What you are asked to do –
Seek out every line containing the word "next", and copy each.

Task data –
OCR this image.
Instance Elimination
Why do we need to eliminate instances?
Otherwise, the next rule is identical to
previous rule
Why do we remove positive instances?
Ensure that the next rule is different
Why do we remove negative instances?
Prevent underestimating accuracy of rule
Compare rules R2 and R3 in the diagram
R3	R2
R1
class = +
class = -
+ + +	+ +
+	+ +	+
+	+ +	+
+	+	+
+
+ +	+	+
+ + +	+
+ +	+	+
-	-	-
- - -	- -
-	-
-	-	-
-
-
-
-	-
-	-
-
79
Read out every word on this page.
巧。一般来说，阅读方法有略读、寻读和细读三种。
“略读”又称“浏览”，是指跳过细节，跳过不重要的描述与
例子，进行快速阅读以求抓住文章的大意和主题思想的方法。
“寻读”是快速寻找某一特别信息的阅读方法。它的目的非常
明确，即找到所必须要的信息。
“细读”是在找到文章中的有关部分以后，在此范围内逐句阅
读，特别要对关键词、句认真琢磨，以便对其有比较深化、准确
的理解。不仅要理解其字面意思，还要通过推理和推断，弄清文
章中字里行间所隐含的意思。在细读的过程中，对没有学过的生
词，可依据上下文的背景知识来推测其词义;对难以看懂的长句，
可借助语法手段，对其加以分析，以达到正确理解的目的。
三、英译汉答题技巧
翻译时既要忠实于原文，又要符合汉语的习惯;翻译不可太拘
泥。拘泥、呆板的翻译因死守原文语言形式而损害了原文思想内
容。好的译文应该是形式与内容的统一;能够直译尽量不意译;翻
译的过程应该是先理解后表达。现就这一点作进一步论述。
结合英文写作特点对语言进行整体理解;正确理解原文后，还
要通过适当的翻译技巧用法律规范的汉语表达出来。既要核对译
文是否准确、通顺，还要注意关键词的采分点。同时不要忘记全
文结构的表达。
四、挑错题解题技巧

Written solution –
Otherwise, the next rule is identical to
Ensure that the next rule is different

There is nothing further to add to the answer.